§ **YOUR TASK**:
Quote the entries in full, character for character, without their images.

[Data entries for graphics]
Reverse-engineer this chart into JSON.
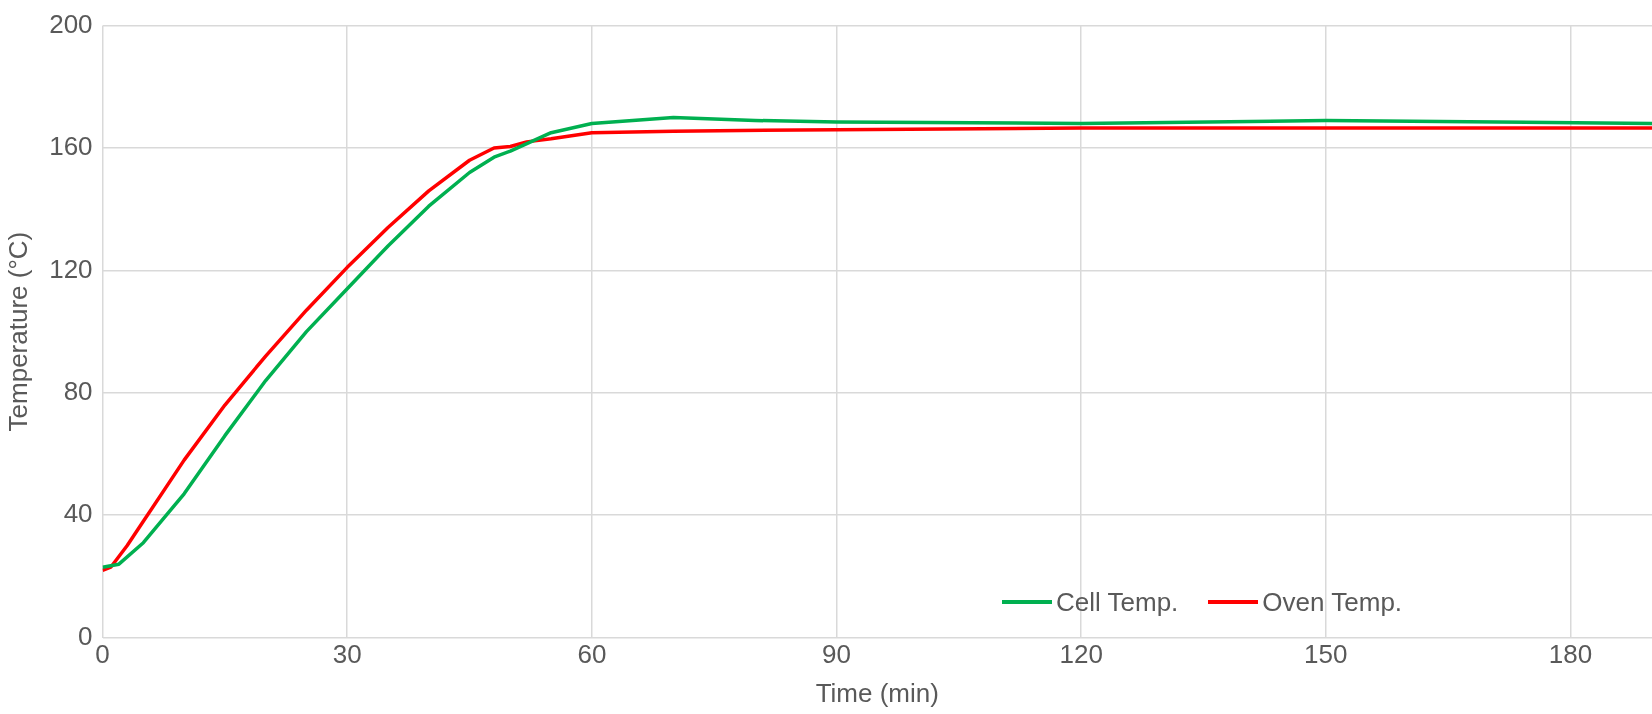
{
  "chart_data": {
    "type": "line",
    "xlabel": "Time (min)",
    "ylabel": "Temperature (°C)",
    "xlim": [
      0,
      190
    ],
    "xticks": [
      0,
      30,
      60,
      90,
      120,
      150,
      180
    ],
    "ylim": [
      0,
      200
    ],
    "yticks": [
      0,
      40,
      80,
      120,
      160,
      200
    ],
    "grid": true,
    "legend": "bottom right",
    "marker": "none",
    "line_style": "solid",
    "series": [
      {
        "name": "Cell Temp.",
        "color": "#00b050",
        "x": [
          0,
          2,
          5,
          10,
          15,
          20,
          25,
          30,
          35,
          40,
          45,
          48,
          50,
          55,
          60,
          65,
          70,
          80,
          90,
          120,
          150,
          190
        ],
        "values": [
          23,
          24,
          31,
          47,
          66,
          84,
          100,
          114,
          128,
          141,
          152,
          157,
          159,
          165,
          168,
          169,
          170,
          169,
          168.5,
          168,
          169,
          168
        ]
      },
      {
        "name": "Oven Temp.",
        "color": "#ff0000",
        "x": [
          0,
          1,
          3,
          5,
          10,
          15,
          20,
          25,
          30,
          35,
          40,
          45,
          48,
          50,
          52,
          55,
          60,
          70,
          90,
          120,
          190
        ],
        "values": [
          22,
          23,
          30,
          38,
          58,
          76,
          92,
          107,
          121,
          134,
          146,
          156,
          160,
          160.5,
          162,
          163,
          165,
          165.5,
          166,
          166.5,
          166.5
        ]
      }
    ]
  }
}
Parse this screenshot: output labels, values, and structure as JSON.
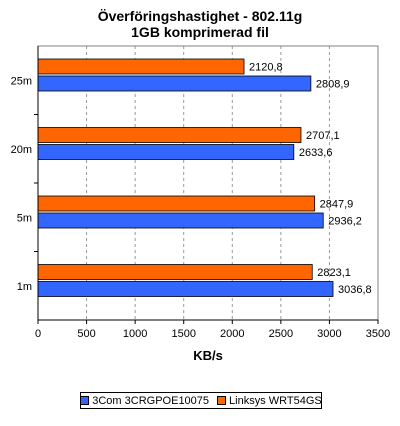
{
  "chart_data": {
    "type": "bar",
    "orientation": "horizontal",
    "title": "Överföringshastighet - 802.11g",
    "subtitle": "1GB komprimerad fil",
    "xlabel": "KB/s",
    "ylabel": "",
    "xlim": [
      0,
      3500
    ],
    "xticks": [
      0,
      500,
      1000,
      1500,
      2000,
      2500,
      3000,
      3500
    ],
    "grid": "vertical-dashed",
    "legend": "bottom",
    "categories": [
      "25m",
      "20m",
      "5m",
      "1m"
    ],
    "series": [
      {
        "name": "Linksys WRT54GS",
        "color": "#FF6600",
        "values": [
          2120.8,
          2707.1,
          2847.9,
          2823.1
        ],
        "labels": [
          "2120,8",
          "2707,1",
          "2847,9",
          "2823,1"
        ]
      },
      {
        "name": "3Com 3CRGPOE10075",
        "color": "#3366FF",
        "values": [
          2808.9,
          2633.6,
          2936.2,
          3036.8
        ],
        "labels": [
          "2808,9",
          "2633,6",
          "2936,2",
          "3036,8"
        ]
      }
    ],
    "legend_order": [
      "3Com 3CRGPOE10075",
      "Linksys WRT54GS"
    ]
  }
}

§ **THE ANSWER**:
Reverse-engineer this chart into JSON.
{
  "chart_data": {
    "type": "line",
    "xlabel": "Time (min)",
    "ylabel": "Temperature (°C)",
    "xlim": [
      0,
      190
    ],
    "xticks": [
      0,
      30,
      60,
      90,
      120,
      150,
      180
    ],
    "ylim": [
      0,
      200
    ],
    "yticks": [
      0,
      40,
      80,
      120,
      160,
      200
    ],
    "grid": true,
    "legend": "bottom right",
    "marker": "none",
    "line_style": "solid",
    "series": [
      {
        "name": "Cell Temp.",
        "color": "#00b050",
        "x": [
          0,
          2,
          5,
          10,
          15,
          20,
          25,
          30,
          35,
          40,
          45,
          48,
          50,
          55,
          60,
          65,
          70,
          80,
          90,
          120,
          150,
          190
        ],
        "values": [
          23,
          24,
          31,
          47,
          66,
          84,
          100,
          114,
          128,
          141,
          152,
          157,
          159,
          165,
          168,
          169,
          170,
          169,
          168.5,
          168,
          169,
          168
        ]
      },
      {
        "name": "Oven Temp.",
        "color": "#ff0000",
        "x": [
          0,
          1,
          3,
          5,
          10,
          15,
          20,
          25,
          30,
          35,
          40,
          45,
          48,
          50,
          52,
          55,
          60,
          70,
          90,
          120,
          190
        ],
        "values": [
          22,
          23,
          30,
          38,
          58,
          76,
          92,
          107,
          121,
          134,
          146,
          156,
          160,
          160.5,
          162,
          163,
          165,
          165.5,
          166,
          166.5,
          166.5
        ]
      }
    ]
  }
}
Parse this screenshot: output labels, values, and structure as JSON.
{
  "chart_data": {
    "type": "bar",
    "orientation": "horizontal",
    "title": "Överföringshastighet - 802.11g",
    "subtitle": "1GB komprimerad fil",
    "xlabel": "KB/s",
    "ylabel": "",
    "xlim": [
      0,
      3500
    ],
    "xticks": [
      0,
      500,
      1000,
      1500,
      2000,
      2500,
      3000,
      3500
    ],
    "grid": "vertical-dashed",
    "legend": "bottom",
    "categories": [
      "25m",
      "20m",
      "5m",
      "1m"
    ],
    "series": [
      {
        "name": "Linksys WRT54GS",
        "color": "#FF6600",
        "values": [
          2120.8,
          2707.1,
          2847.9,
          2823.1
        ],
        "labels": [
          "2120,8",
          "2707,1",
          "2847,9",
          "2823,1"
        ]
      },
      {
        "name": "3Com 3CRGPOE10075",
        "color": "#3366FF",
        "values": [
          2808.9,
          2633.6,
          2936.2,
          3036.8
        ],
        "labels": [
          "2808,9",
          "2633,6",
          "2936,2",
          "3036,8"
        ]
      }
    ],
    "legend_order": [
      "3Com 3CRGPOE10075",
      "Linksys WRT54GS"
    ]
  }
}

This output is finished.